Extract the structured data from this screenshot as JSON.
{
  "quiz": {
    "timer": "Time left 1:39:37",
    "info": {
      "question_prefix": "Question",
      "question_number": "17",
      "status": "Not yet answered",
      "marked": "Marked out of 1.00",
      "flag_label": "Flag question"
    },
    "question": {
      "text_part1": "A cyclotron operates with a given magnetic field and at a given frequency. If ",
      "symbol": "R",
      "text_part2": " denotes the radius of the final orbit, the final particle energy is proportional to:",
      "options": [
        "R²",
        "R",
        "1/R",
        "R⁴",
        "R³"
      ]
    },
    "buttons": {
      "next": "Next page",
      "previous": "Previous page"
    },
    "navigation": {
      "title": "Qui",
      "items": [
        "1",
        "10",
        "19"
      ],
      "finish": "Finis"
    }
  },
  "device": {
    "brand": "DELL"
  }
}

----------

# What the exercise asks:
Gather up the lines containing the word "page" from these records and copy them.

# Result of this task:
      "next": "Next page",
      "previous": "Previous page"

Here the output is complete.